__Stated problem a__. In the entries, take the part that opens with the line containing "profile-week-2-bar (508, 151, 530, 153)" and closes with the line containing "profile-week-2-bar (508, 143, 546, 145)". Write that part out again, changing "bear-candle" to "bearish-candle" and leaving everything else unchanged.

Merge pull request #58319 from vikaschoudhary16/grpc-conn-error

Automatic merge from submit-queue (batch tested with PRs 58319, 58345). If you want to cherry-pick this change to another branch, please follow the instructions <a href="https://github.com/kubernetes/community/blob/master/contributors/devel/cherry-picks.md">here</a>.

Call Dial in blocking mode

**What this PR does / why we need it**:
# Tests which uncover underlying problem
On the current master code:
1. comment out stub plugin server start [here](https://github.com/kubernetes/kubernetes/blob/master/pkg/kubelet/cm/deviceplugin/endpoint_test.go#L127-L128)
2. run `go test  -v k8s.io/kubernetes/pkg/kubelet/cm/deviceplugin --run TestNewEndpoint --count 1`. Test succeeds.

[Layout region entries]

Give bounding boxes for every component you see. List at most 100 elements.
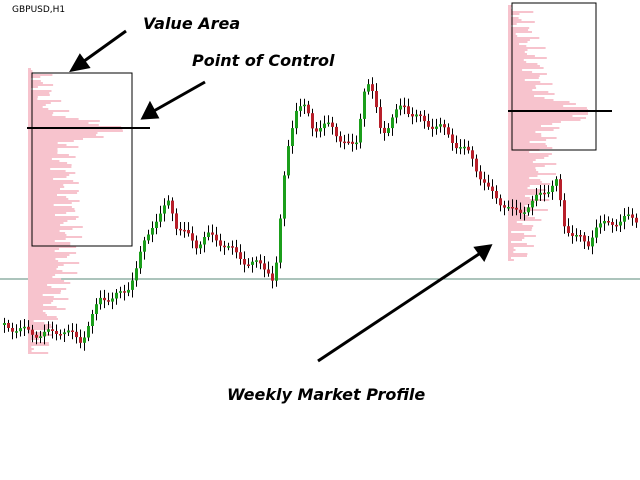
profile-week-2-bar (508, 151, 530, 153)
profile-week-1-bar (28, 256, 67, 258)
profile-week-2-bar (508, 75, 540, 77)
profile-week-2-bar (508, 259, 514, 261)
bull-candle (67, 330, 70, 333)
bull-candle (295, 110, 298, 129)
bear-candle (183, 229, 186, 232)
bear-candle (343, 141, 346, 144)
profile-week-1-bar (28, 346, 32, 348)
bull-candle (327, 122, 330, 125)
profile-week-1-bar (28, 326, 52, 328)
bull-candle (275, 262, 278, 281)
profile-week-2-bar (508, 177, 530, 179)
profile-week-2-bar (508, 237, 525, 239)
profile-week-1-bar (28, 260, 59, 262)
bear-candle (51, 329, 54, 331)
bull-candle (303, 104, 306, 107)
profile-week-1-bar (28, 278, 62, 280)
profile-week-2-bar (508, 257, 511, 259)
bull-candle (287, 146, 290, 176)
profile-week-1-bar (28, 84, 54, 86)
profile-week-2-bar (508, 45, 527, 47)
bear-candle (7, 323, 10, 328)
profile-week-1-bar (28, 202, 72, 204)
bear-candle (567, 226, 570, 233)
bull-candle (39, 336, 42, 338)
bear-candle (571, 233, 574, 236)
bull-candle (159, 213, 162, 222)
bear-candle (331, 122, 334, 127)
bull-candle (155, 221, 158, 228)
profile-week-1-bar (28, 142, 58, 144)
profile-week-1-bar (28, 298, 69, 300)
profile-week-1-bar (28, 272, 78, 274)
profile-week-2-bar (508, 105, 564, 107)
bull-candle (523, 212, 526, 214)
profile-week-1-bar (28, 172, 76, 174)
bear-candle (339, 136, 342, 142)
bear-candle (411, 114, 414, 117)
profile-week-1-bar (28, 140, 74, 142)
profile-week-1-bar (28, 200, 80, 202)
bear-candle (495, 191, 498, 199)
bear-candle (491, 186, 494, 191)
profile-week-2-bar (508, 143, 546, 145)
profile-week-1-bar (28, 174, 70, 176)
bear-candle (223, 245, 226, 248)
profile-week-2-bar (508, 173, 556, 175)
bear-candle (191, 233, 194, 241)
profile-week-1-bar (28, 168, 51, 170)
profile-week-2-bar (508, 29, 529, 31)
profile-week-1-bar (28, 176, 67, 178)
bull-candle (99, 297, 102, 305)
profile-week-2-bar (508, 79, 525, 81)
profile-week-2-bar (508, 95, 535, 97)
profile-week-1-bar (28, 328, 48, 330)
profile-week-2-bar (508, 113, 588, 115)
profile-week-2-bar (508, 67, 544, 69)
bear-candle (427, 121, 430, 127)
bull-candle (139, 251, 142, 269)
profile-week-2-bar (508, 97, 545, 99)
profile-week-1-bar (28, 284, 48, 286)
bull-candle (575, 235, 578, 237)
profile-week-1-bar (28, 304, 44, 306)
bear-candle (447, 127, 450, 135)
profile-week-2-bar (508, 93, 555, 95)
profile-week-1-bar (28, 110, 70, 112)
profile-week-2-bar (508, 119, 581, 121)
bull-candle (299, 106, 302, 111)
profile-week-1-bar (28, 190, 79, 192)
profile-week-1-bar (28, 208, 75, 210)
profile-week-1-bar (28, 330, 31, 332)
profile-week-1-bar (28, 76, 41, 78)
arrows (69, 29, 493, 363)
profile-week-1-bar (28, 314, 47, 316)
bear-candle (171, 200, 174, 214)
profile-week-2-bar (508, 197, 530, 199)
bull-candle (619, 221, 622, 226)
profile-week-1-bar (28, 70, 33, 72)
profile-week-2-bar (508, 249, 516, 251)
profile-week-2-bar (508, 239, 522, 241)
profile-week-2-bar (508, 251, 514, 253)
bull-candle (547, 192, 550, 194)
profile-week-2-bar (508, 17, 519, 19)
arrow-weekly-market-profile (317, 250, 483, 363)
profile-week-1-bar (28, 150, 58, 152)
profile-week-2-bar (508, 157, 545, 159)
profile-week-2-bar (508, 203, 532, 205)
bear-candle (187, 230, 190, 234)
bear-candle (11, 328, 14, 332)
profile-week-1-bar (28, 252, 77, 254)
profile-week-1-bar (28, 348, 34, 350)
profile-week-1-bar (28, 104, 46, 106)
profile-week-2-bar (508, 215, 529, 217)
bull-candle (595, 227, 598, 238)
profile-week-2-bar (508, 153, 552, 155)
profile-week-2-bar (508, 159, 536, 161)
profile-week-1-bar (28, 274, 56, 276)
profile-week-2-bar (508, 39, 530, 41)
profile-week-2-bar (508, 35, 518, 37)
bear-candle (195, 240, 198, 249)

__Stated problem b__. Decide whether each statement agrees with the pull request text, and quote the words that settle it. (i) The merge was batch tested with PRs 58319 and 58345. (ii) After the stub plugin server start is commented out, the TestNewEndpoint test fails. (iii) The first listed step is to comment out the stub plugin server start.

__Expected answer a__.
profile-week-2-bar (508, 151, 530, 153)
profile-week-1-bar (28, 256, 67, 258)
profile-week-2-bar (508, 75, 540, 77)
profile-week-2-bar (508, 259, 514, 261)
bull-candle (67, 330, 70, 333)
bull-candle (295, 110, 298, 129)
bearish-candle (183, 229, 186, 232)
bearish-candle (343, 141, 346, 144)
profile-week-1-bar (28, 346, 32, 348)
bull-candle (327, 122, 330, 125)
profile-week-1-bar (28, 326, 52, 328)
bull-candle (275, 262, 278, 281)
profile-week-2-bar (508, 177, 530, 179)
profile-week-2-bar (508, 237, 525, 239)
profile-week-1-bar (28, 260, 59, 262)
bearish-candle (51, 329, 54, 331)
bull-candle (303, 104, 306, 107)
profile-week-1-bar (28, 278, 62, 280)
profile-week-2-bar (508, 257, 511, 259)
bull-candle (287, 146, 290, 176)
profile-week-1-bar (28, 84, 54, 86)
profile-week-2-bar (508, 45, 527, 47)
bearish-candle (7, 323, 10, 328)
profile-week-1-bar (28, 202, 72, 204)
bearish-candle (567, 226, 570, 233)
bull-candle (39, 336, 42, 338)
bearish-candle (571, 233, 574, 236)
bull-candle (159, 213, 162, 222)
bearish-candle (331, 122, 334, 127)
bull-candle (155, 221, 158, 228)
profile-week-1-bar (28, 142, 58, 144)
profile-week-1-bar (28, 298, 69, 300)
profile-week-1-bar (28, 272, 78, 274)
profile-week-2-bar (508, 105, 564, 107)
bull-candle (523, 212, 526, 214)
profile-week-1-bar (28, 172, 76, 174)
bearish-candle (339, 136, 342, 142)
bearish-candle (411, 114, 414, 117)
profile-week-1-bar (28, 140, 74, 142)
profile-week-1-bar (28, 200, 80, 202)
bearish-candle (495, 191, 498, 199)
bearish-candle (491, 186, 494, 191)
profile-week-2-bar (508, 143, 546, 145)

__Expected answer b__.
(i) Yes: "batch tested with PRs 58319, 58345"
(ii) No: "Test succeeds."
(iii) Yes: "1. comment out stub plugin server start"